EXERCISE AIM: Extract every line that contains the string "İndirimli".

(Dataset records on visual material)
====

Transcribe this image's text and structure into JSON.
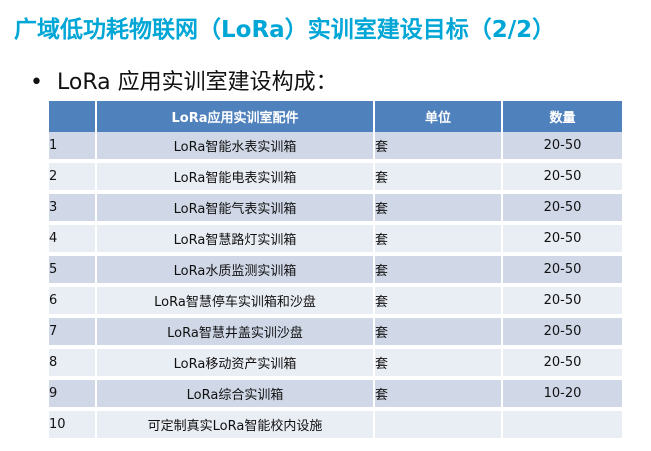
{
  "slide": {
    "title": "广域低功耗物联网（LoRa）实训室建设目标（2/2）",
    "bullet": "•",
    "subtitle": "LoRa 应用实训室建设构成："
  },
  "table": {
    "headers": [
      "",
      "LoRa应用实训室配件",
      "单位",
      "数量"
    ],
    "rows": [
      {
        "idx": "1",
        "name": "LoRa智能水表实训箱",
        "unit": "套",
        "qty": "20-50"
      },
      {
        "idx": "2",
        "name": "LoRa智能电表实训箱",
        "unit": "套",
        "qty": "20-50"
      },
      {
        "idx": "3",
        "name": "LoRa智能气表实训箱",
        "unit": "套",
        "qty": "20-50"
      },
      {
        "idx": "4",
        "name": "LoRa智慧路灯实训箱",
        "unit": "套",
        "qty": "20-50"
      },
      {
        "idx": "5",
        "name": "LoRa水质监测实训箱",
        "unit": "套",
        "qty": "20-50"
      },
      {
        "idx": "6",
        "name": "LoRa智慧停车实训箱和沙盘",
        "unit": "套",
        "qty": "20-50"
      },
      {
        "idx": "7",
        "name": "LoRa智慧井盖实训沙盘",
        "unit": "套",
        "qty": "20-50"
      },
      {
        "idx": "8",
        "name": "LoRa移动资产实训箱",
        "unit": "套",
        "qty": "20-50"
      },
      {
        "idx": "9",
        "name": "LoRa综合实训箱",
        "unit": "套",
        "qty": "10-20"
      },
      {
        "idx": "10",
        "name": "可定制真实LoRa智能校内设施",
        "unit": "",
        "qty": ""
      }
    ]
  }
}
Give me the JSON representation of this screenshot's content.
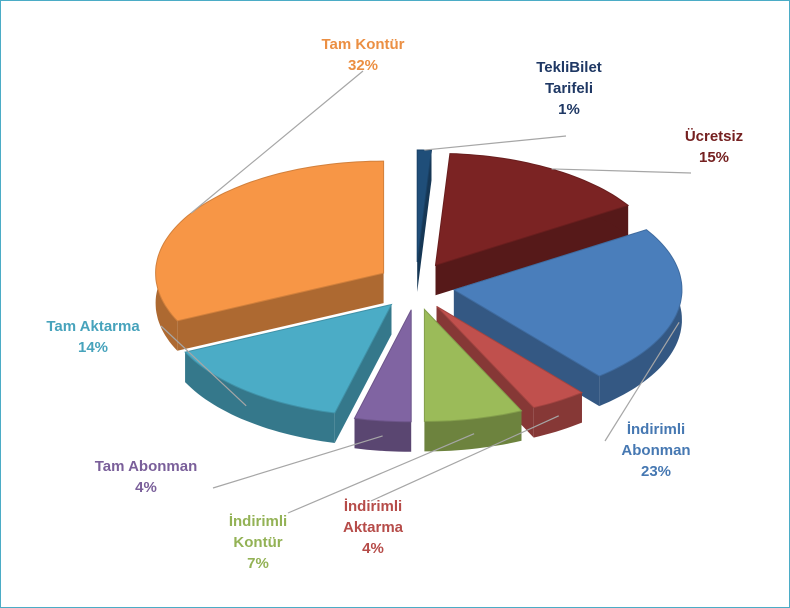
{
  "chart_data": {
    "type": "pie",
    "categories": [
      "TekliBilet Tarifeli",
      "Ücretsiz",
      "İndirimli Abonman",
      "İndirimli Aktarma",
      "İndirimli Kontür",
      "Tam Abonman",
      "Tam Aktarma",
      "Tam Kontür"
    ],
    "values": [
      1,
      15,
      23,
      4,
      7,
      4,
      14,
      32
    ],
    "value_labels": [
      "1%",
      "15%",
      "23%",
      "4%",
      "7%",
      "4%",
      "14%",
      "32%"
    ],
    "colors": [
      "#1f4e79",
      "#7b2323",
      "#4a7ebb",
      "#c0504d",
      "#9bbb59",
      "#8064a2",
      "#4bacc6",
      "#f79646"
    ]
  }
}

====

EXPECTED ANSWER:
      "İndirimli Abonman",
      "İndirimli Aktarma",
      "İndirimli Kontür",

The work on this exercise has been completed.